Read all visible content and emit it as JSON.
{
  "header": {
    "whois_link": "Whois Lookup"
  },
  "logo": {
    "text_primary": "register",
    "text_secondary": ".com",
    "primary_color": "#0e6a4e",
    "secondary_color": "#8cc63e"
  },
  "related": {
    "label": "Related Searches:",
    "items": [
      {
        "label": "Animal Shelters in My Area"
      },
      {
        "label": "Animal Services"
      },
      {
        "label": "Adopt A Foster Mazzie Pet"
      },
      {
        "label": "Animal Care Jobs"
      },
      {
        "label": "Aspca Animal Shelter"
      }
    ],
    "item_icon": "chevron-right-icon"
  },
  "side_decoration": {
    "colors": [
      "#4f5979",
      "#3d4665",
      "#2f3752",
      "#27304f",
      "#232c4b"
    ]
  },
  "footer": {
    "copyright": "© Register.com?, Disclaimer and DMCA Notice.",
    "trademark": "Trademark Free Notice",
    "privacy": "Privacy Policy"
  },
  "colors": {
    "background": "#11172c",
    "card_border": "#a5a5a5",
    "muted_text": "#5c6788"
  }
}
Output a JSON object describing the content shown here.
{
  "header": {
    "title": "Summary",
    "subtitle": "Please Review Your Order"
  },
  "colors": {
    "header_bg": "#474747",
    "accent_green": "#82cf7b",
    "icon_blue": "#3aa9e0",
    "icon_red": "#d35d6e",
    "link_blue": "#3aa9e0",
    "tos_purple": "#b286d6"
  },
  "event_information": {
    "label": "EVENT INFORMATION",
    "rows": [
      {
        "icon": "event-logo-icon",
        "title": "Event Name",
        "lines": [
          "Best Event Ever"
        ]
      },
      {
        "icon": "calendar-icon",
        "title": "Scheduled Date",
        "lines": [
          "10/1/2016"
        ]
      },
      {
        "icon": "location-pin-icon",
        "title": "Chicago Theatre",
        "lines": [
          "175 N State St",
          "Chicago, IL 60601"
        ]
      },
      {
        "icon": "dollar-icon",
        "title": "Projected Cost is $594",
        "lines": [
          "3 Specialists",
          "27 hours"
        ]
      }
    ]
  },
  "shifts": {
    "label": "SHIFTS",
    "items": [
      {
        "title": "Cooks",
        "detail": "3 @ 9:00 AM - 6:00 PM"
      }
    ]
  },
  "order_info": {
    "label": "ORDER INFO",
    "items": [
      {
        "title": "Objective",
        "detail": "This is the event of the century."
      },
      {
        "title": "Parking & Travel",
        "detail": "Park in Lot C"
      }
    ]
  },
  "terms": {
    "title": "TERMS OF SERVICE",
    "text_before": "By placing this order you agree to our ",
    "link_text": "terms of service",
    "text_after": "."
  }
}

■ Exercise task ■
Repeat every record exactly as written, please.

■ In response ■
Read all visible content and emit it as JSON.
{
  "header": {
    "whois_link": "Whois Lookup"
  },
  "logo": {
    "text_primary": "register",
    "text_secondary": ".com",
    "primary_color": "#0e6a4e",
    "secondary_color": "#8cc63e"
  },
  "related": {
    "label": "Related Searches:",
    "items": [
      {
        "label": "Animal Shelters in My Area"
      },
      {
        "label": "Animal Services"
      },
      {
        "label": "Adopt A Foster Mazzie Pet"
      },
      {
        "label": "Animal Care Jobs"
      },
      {
        "label": "Aspca Animal Shelter"
      }
    ],
    "item_icon": "chevron-right-icon"
  },
  "side_decoration": {
    "colors": [
      "#4f5979",
      "#3d4665",
      "#2f3752",
      "#27304f",
      "#232c4b"
    ]
  },
  "footer": {
    "copyright": "© Register.com?, Disclaimer and DMCA Notice.",
    "trademark": "Trademark Free Notice",
    "privacy": "Privacy Policy"
  },
  "colors": {
    "background": "#11172c",
    "card_border": "#a5a5a5",
    "muted_text": "#5c6788"
  }
}
Output a JSON object describing the content shown here.
{
  "header": {
    "title": "Summary",
    "subtitle": "Please Review Your Order"
  },
  "colors": {
    "header_bg": "#474747",
    "accent_green": "#82cf7b",
    "icon_blue": "#3aa9e0",
    "icon_red": "#d35d6e",
    "link_blue": "#3aa9e0",
    "tos_purple": "#b286d6"
  },
  "event_information": {
    "label": "EVENT INFORMATION",
    "rows": [
      {
        "icon": "event-logo-icon",
        "title": "Event Name",
        "lines": [
          "Best Event Ever"
        ]
      },
      {
        "icon": "calendar-icon",
        "title": "Scheduled Date",
        "lines": [
          "10/1/2016"
        ]
      },
      {
        "icon": "location-pin-icon",
        "title": "Chicago Theatre",
        "lines": [
          "175 N State St",
          "Chicago, IL 60601"
        ]
      },
      {
        "icon": "dollar-icon",
        "title": "Projected Cost is $594",
        "lines": [
          "3 Specialists",
          "27 hours"
        ]
      }
    ]
  },
  "shifts": {
    "label": "SHIFTS",
    "items": [
      {
        "title": "Cooks",
        "detail": "3 @ 9:00 AM - 6:00 PM"
      }
    ]
  },
  "order_info": {
    "label": "ORDER INFO",
    "items": [
      {
        "title": "Objective",
        "detail": "This is the event of the century."
      },
      {
        "title": "Parking & Travel",
        "detail": "Park in Lot C"
      }
    ]
  },
  "terms": {
    "title": "TERMS OF SERVICE",
    "text_before": "By placing this order you agree to our ",
    "link_text": "terms of service",
    "text_after": "."
  }
}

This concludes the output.